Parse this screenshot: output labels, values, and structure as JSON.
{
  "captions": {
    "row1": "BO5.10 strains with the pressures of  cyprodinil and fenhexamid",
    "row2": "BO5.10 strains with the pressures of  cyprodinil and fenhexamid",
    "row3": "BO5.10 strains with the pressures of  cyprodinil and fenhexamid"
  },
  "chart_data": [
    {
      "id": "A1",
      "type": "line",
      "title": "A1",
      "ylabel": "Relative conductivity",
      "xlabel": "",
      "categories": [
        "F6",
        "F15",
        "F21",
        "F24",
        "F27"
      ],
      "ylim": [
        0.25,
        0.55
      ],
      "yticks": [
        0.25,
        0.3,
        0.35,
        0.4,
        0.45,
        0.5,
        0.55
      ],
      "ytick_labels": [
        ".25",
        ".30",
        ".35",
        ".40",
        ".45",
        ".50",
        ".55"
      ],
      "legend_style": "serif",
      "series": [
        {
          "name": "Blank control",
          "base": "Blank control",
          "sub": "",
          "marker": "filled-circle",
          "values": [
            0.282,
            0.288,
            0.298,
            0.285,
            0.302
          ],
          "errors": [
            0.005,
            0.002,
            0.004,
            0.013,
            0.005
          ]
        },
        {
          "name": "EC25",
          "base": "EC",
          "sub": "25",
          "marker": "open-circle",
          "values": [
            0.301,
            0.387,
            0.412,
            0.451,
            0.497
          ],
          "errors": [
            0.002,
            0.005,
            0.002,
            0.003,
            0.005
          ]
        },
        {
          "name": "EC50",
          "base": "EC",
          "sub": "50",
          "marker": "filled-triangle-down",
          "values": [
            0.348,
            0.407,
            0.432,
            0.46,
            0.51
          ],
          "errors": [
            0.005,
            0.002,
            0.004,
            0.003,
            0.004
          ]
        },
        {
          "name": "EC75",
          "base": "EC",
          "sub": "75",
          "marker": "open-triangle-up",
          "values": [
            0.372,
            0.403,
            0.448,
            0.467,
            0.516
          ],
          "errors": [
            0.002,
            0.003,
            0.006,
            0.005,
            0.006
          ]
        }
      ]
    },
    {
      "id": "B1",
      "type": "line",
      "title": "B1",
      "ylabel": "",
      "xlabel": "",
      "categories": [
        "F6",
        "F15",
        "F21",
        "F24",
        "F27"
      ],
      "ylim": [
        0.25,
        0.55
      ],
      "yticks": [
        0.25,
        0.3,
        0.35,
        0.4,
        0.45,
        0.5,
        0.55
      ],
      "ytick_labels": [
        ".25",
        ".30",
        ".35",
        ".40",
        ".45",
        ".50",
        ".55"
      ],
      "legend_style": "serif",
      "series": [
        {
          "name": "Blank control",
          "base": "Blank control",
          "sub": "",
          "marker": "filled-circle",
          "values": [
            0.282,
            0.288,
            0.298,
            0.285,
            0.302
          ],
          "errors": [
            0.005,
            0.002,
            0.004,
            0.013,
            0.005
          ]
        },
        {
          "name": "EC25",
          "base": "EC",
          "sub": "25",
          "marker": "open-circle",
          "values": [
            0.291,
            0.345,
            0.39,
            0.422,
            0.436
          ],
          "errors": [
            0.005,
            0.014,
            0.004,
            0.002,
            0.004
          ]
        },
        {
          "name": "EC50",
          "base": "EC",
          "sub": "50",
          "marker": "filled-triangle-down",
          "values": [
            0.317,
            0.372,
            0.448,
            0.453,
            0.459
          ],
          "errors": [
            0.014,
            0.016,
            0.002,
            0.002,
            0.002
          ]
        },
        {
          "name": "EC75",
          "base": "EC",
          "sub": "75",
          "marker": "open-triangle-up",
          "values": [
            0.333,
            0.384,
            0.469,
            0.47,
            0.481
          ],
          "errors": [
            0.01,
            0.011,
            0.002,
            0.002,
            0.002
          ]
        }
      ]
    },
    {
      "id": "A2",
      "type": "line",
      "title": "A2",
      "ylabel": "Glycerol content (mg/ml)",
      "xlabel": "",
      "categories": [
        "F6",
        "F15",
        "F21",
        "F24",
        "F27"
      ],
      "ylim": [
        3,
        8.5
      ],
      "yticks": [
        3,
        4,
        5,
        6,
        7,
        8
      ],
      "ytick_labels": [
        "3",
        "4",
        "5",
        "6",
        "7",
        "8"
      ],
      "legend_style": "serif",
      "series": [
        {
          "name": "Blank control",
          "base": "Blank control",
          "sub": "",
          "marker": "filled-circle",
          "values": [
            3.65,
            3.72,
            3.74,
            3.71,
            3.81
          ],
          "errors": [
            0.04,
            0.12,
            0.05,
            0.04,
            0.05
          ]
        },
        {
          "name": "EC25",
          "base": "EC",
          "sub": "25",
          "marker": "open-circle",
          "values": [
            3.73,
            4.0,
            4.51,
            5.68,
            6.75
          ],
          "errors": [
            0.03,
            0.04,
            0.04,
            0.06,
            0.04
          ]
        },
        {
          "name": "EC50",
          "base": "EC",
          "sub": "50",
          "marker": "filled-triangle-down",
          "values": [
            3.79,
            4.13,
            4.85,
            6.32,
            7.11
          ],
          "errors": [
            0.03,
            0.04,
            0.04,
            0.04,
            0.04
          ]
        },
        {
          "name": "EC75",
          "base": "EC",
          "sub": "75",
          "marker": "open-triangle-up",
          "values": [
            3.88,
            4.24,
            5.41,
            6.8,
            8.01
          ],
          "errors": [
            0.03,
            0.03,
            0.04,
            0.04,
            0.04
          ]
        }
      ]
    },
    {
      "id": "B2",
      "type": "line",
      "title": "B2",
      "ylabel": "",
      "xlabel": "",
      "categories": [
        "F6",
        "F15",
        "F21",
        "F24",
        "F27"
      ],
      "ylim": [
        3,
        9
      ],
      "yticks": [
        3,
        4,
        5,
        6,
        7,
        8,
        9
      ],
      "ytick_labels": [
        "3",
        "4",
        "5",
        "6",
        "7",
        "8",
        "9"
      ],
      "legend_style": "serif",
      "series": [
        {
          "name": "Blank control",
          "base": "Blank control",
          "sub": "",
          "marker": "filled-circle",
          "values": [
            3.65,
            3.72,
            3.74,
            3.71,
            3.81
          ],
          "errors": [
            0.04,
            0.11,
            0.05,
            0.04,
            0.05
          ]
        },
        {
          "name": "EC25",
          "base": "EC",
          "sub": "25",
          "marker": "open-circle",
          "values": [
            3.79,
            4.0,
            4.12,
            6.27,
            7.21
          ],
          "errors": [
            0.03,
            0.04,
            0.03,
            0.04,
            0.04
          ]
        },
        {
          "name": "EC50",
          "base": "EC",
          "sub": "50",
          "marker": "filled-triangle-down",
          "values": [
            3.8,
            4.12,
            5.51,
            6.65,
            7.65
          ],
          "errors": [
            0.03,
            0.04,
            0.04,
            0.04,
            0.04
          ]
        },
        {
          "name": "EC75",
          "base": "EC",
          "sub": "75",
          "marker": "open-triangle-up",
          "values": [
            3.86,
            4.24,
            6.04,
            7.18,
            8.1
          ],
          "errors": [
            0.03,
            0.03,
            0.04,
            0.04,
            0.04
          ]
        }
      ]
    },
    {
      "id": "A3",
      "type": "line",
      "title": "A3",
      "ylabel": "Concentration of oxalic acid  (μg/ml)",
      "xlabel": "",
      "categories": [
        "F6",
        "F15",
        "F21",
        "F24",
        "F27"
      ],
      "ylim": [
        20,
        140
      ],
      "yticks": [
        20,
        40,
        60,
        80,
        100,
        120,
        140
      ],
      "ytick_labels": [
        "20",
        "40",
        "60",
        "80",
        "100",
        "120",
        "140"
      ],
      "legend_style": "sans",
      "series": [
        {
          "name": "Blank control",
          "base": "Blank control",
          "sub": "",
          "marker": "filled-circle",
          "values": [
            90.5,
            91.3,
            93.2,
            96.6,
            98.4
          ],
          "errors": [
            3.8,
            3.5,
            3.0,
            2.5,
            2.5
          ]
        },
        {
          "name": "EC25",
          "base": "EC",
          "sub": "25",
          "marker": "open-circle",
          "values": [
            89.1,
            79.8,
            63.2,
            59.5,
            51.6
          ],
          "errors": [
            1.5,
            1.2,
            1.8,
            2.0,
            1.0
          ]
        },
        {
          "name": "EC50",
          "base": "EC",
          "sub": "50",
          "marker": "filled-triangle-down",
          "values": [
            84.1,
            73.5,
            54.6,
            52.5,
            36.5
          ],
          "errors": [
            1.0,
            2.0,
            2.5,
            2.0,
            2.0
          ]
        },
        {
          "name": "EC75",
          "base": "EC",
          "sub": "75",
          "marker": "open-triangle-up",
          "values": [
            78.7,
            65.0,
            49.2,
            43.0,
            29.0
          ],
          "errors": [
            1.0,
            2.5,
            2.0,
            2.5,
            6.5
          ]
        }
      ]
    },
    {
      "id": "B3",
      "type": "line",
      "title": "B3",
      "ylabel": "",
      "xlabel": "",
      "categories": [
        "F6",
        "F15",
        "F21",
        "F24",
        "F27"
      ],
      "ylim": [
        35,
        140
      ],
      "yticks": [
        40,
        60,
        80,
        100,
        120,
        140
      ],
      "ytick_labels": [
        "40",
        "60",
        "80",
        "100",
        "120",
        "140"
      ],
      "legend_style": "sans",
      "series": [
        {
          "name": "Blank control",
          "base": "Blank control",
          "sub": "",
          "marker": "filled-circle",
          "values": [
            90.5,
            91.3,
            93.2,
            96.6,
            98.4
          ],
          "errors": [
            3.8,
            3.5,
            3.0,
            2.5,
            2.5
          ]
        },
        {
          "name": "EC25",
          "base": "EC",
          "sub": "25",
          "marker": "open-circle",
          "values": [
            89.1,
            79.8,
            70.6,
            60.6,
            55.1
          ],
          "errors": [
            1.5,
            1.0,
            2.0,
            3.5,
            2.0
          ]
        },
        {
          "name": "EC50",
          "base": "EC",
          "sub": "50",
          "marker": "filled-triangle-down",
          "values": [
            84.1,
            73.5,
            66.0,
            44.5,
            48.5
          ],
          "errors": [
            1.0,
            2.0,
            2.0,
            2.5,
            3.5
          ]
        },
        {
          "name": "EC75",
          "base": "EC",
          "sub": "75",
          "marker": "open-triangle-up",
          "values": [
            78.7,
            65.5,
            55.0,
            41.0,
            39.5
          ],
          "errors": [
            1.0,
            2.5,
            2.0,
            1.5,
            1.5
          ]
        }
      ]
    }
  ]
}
────────
**Goal of the exercise**
List the lines of the material in which the word "title" occurs.

**Exercise result**
      "title": "A1",
      "title": "B1",
      "title": "A2",
      "title": "B2",
      "title": "A3",
      "title": "B3",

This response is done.